--- Begin Stored data ---

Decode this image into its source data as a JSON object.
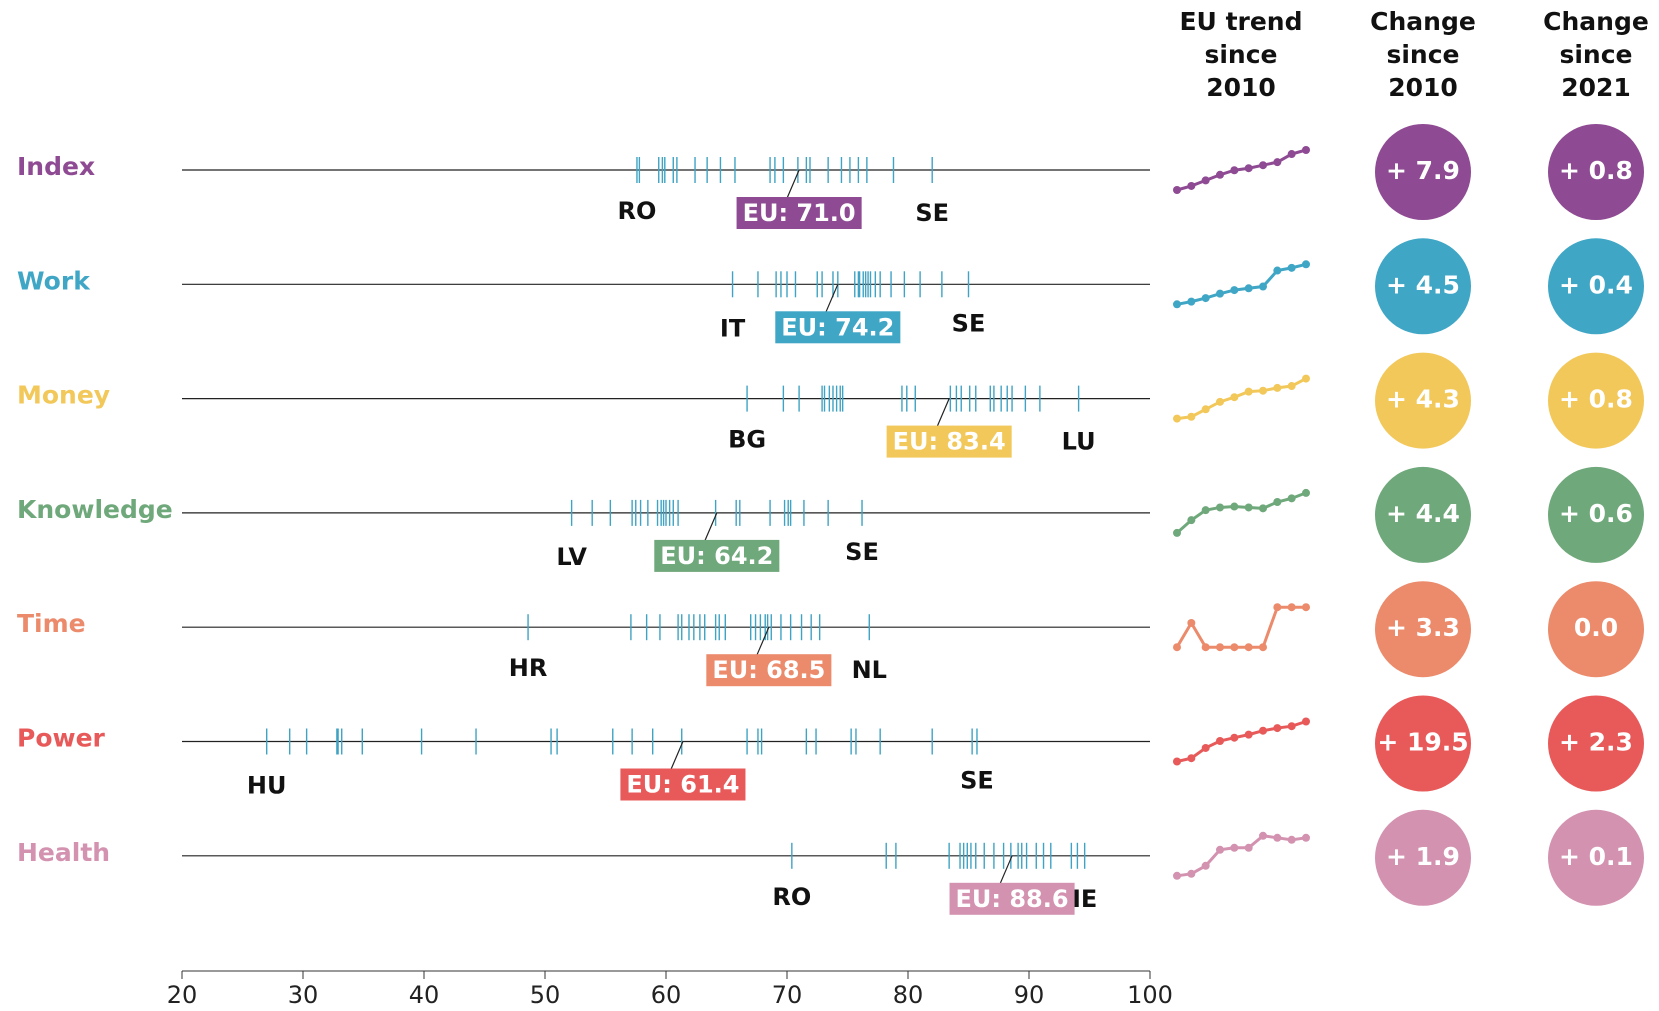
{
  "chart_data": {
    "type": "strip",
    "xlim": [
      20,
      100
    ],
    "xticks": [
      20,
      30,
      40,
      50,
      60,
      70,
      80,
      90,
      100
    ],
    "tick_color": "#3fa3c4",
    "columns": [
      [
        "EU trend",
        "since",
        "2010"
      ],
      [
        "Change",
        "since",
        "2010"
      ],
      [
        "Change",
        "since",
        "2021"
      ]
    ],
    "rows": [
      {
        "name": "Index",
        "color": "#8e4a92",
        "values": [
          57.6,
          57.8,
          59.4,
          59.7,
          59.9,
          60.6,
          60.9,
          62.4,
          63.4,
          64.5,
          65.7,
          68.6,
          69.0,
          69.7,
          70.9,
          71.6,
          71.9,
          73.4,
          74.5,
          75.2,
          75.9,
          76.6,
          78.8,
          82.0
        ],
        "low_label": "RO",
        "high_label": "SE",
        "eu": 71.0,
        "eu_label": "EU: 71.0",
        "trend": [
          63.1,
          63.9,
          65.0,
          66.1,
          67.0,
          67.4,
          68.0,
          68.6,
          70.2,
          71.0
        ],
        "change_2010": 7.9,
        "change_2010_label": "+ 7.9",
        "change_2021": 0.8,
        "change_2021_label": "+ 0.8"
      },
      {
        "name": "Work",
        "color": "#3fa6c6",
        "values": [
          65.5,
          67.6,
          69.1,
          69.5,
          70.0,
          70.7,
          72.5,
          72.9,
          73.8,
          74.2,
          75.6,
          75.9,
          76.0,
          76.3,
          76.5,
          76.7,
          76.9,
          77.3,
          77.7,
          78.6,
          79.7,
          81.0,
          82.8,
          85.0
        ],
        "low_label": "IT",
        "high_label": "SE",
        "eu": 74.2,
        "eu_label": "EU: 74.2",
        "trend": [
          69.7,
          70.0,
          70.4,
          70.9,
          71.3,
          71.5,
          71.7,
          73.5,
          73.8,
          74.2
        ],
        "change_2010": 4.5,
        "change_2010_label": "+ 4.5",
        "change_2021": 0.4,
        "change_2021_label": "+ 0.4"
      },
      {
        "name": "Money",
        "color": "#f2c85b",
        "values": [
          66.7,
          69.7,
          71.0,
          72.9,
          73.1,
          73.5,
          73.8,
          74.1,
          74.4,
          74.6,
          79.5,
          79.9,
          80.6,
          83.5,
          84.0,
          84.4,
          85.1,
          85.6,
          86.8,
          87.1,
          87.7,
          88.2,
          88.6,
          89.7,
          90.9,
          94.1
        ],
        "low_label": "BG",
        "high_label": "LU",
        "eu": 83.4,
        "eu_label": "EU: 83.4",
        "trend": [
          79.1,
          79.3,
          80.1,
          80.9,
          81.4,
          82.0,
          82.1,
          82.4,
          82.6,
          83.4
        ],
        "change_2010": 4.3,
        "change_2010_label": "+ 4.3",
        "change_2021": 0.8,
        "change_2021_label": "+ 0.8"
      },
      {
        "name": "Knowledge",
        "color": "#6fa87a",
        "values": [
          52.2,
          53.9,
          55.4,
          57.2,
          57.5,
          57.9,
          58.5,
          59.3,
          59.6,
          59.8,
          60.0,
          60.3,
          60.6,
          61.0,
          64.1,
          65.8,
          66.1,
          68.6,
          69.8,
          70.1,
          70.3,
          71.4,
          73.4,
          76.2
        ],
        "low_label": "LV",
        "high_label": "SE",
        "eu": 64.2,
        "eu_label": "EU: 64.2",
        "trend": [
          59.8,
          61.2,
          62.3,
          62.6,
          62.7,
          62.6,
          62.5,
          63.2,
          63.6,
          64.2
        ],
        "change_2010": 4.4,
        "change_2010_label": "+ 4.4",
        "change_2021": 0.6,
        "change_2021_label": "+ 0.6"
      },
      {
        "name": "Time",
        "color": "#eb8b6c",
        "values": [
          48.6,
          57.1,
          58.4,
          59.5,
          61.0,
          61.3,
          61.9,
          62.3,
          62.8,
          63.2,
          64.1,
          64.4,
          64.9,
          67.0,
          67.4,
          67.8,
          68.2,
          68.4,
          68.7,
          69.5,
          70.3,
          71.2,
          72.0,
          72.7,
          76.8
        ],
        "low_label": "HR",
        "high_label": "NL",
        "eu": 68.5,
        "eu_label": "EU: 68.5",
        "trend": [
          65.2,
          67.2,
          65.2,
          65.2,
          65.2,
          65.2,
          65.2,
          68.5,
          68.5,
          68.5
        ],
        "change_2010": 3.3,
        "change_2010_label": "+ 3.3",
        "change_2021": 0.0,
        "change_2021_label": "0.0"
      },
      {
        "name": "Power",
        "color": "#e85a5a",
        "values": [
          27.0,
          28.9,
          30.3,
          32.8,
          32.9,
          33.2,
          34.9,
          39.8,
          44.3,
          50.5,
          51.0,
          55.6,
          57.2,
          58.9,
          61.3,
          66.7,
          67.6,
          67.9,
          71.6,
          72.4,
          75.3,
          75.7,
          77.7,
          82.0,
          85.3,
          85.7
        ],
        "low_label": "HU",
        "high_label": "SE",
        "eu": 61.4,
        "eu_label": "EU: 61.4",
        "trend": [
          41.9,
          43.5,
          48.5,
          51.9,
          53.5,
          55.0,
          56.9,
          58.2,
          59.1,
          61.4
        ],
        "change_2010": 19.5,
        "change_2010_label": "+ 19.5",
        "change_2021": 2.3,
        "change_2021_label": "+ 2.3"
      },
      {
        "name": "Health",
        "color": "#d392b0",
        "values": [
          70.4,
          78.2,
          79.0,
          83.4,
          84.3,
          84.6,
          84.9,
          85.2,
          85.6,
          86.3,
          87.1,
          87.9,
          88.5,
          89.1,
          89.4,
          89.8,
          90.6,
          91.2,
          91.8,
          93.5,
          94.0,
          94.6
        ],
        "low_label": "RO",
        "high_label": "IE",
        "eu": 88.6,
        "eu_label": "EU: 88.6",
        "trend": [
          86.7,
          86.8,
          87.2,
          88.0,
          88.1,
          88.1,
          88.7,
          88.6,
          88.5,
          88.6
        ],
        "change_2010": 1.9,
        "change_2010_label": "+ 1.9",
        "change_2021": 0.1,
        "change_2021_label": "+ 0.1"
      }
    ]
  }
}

--- End Stored data ---

Instructions for the task ->
Every entry must be reproduced exactly, with the images left out.

Task result ->
Decode this image into its source data as a JSON object.
{
  "chart_data": {
    "type": "strip",
    "xlim": [
      20,
      100
    ],
    "xticks": [
      20,
      30,
      40,
      50,
      60,
      70,
      80,
      90,
      100
    ],
    "tick_color": "#3fa3c4",
    "columns": [
      [
        "EU trend",
        "since",
        "2010"
      ],
      [
        "Change",
        "since",
        "2010"
      ],
      [
        "Change",
        "since",
        "2021"
      ]
    ],
    "rows": [
      {
        "name": "Index",
        "color": "#8e4a92",
        "values": [
          57.6,
          57.8,
          59.4,
          59.7,
          59.9,
          60.6,
          60.9,
          62.4,
          63.4,
          64.5,
          65.7,
          68.6,
          69.0,
          69.7,
          70.9,
          71.6,
          71.9,
          73.4,
          74.5,
          75.2,
          75.9,
          76.6,
          78.8,
          82.0
        ],
        "low_label": "RO",
        "high_label": "SE",
        "eu": 71.0,
        "eu_label": "EU: 71.0",
        "trend": [
          63.1,
          63.9,
          65.0,
          66.1,
          67.0,
          67.4,
          68.0,
          68.6,
          70.2,
          71.0
        ],
        "change_2010": 7.9,
        "change_2010_label": "+ 7.9",
        "change_2021": 0.8,
        "change_2021_label": "+ 0.8"
      },
      {
        "name": "Work",
        "color": "#3fa6c6",
        "values": [
          65.5,
          67.6,
          69.1,
          69.5,
          70.0,
          70.7,
          72.5,
          72.9,
          73.8,
          74.2,
          75.6,
          75.9,
          76.0,
          76.3,
          76.5,
          76.7,
          76.9,
          77.3,
          77.7,
          78.6,
          79.7,
          81.0,
          82.8,
          85.0
        ],
        "low_label": "IT",
        "high_label": "SE",
        "eu": 74.2,
        "eu_label": "EU: 74.2",
        "trend": [
          69.7,
          70.0,
          70.4,
          70.9,
          71.3,
          71.5,
          71.7,
          73.5,
          73.8,
          74.2
        ],
        "change_2010": 4.5,
        "change_2010_label": "+ 4.5",
        "change_2021": 0.4,
        "change_2021_label": "+ 0.4"
      },
      {
        "name": "Money",
        "color": "#f2c85b",
        "values": [
          66.7,
          69.7,
          71.0,
          72.9,
          73.1,
          73.5,
          73.8,
          74.1,
          74.4,
          74.6,
          79.5,
          79.9,
          80.6,
          83.5,
          84.0,
          84.4,
          85.1,
          85.6,
          86.8,
          87.1,
          87.7,
          88.2,
          88.6,
          89.7,
          90.9,
          94.1
        ],
        "low_label": "BG",
        "high_label": "LU",
        "eu": 83.4,
        "eu_label": "EU: 83.4",
        "trend": [
          79.1,
          79.3,
          80.1,
          80.9,
          81.4,
          82.0,
          82.1,
          82.4,
          82.6,
          83.4
        ],
        "change_2010": 4.3,
        "change_2010_label": "+ 4.3",
        "change_2021": 0.8,
        "change_2021_label": "+ 0.8"
      },
      {
        "name": "Knowledge",
        "color": "#6fa87a",
        "values": [
          52.2,
          53.9,
          55.4,
          57.2,
          57.5,
          57.9,
          58.5,
          59.3,
          59.6,
          59.8,
          60.0,
          60.3,
          60.6,
          61.0,
          64.1,
          65.8,
          66.1,
          68.6,
          69.8,
          70.1,
          70.3,
          71.4,
          73.4,
          76.2
        ],
        "low_label": "LV",
        "high_label": "SE",
        "eu": 64.2,
        "eu_label": "EU: 64.2",
        "trend": [
          59.8,
          61.2,
          62.3,
          62.6,
          62.7,
          62.6,
          62.5,
          63.2,
          63.6,
          64.2
        ],
        "change_2010": 4.4,
        "change_2010_label": "+ 4.4",
        "change_2021": 0.6,
        "change_2021_label": "+ 0.6"
      },
      {
        "name": "Time",
        "color": "#eb8b6c",
        "values": [
          48.6,
          57.1,
          58.4,
          59.5,
          61.0,
          61.3,
          61.9,
          62.3,
          62.8,
          63.2,
          64.1,
          64.4,
          64.9,
          67.0,
          67.4,
          67.8,
          68.2,
          68.4,
          68.7,
          69.5,
          70.3,
          71.2,
          72.0,
          72.7,
          76.8
        ],
        "low_label": "HR",
        "high_label": "NL",
        "eu": 68.5,
        "eu_label": "EU: 68.5",
        "trend": [
          65.2,
          67.2,
          65.2,
          65.2,
          65.2,
          65.2,
          65.2,
          68.5,
          68.5,
          68.5
        ],
        "change_2010": 3.3,
        "change_2010_label": "+ 3.3",
        "change_2021": 0.0,
        "change_2021_label": "0.0"
      },
      {
        "name": "Power",
        "color": "#e85a5a",
        "values": [
          27.0,
          28.9,
          30.3,
          32.8,
          32.9,
          33.2,
          34.9,
          39.8,
          44.3,
          50.5,
          51.0,
          55.6,
          57.2,
          58.9,
          61.3,
          66.7,
          67.6,
          67.9,
          71.6,
          72.4,
          75.3,
          75.7,
          77.7,
          82.0,
          85.3,
          85.7
        ],
        "low_label": "HU",
        "high_label": "SE",
        "eu": 61.4,
        "eu_label": "EU: 61.4",
        "trend": [
          41.9,
          43.5,
          48.5,
          51.9,
          53.5,
          55.0,
          56.9,
          58.2,
          59.1,
          61.4
        ],
        "change_2010": 19.5,
        "change_2010_label": "+ 19.5",
        "change_2021": 2.3,
        "change_2021_label": "+ 2.3"
      },
      {
        "name": "Health",
        "color": "#d392b0",
        "values": [
          70.4,
          78.2,
          79.0,
          83.4,
          84.3,
          84.6,
          84.9,
          85.2,
          85.6,
          86.3,
          87.1,
          87.9,
          88.5,
          89.1,
          89.4,
          89.8,
          90.6,
          91.2,
          91.8,
          93.5,
          94.0,
          94.6
        ],
        "low_label": "RO",
        "high_label": "IE",
        "eu": 88.6,
        "eu_label": "EU: 88.6",
        "trend": [
          86.7,
          86.8,
          87.2,
          88.0,
          88.1,
          88.1,
          88.7,
          88.6,
          88.5,
          88.6
        ],
        "change_2010": 1.9,
        "change_2010_label": "+ 1.9",
        "change_2021": 0.1,
        "change_2021_label": "+ 0.1"
      }
    ]
  }
}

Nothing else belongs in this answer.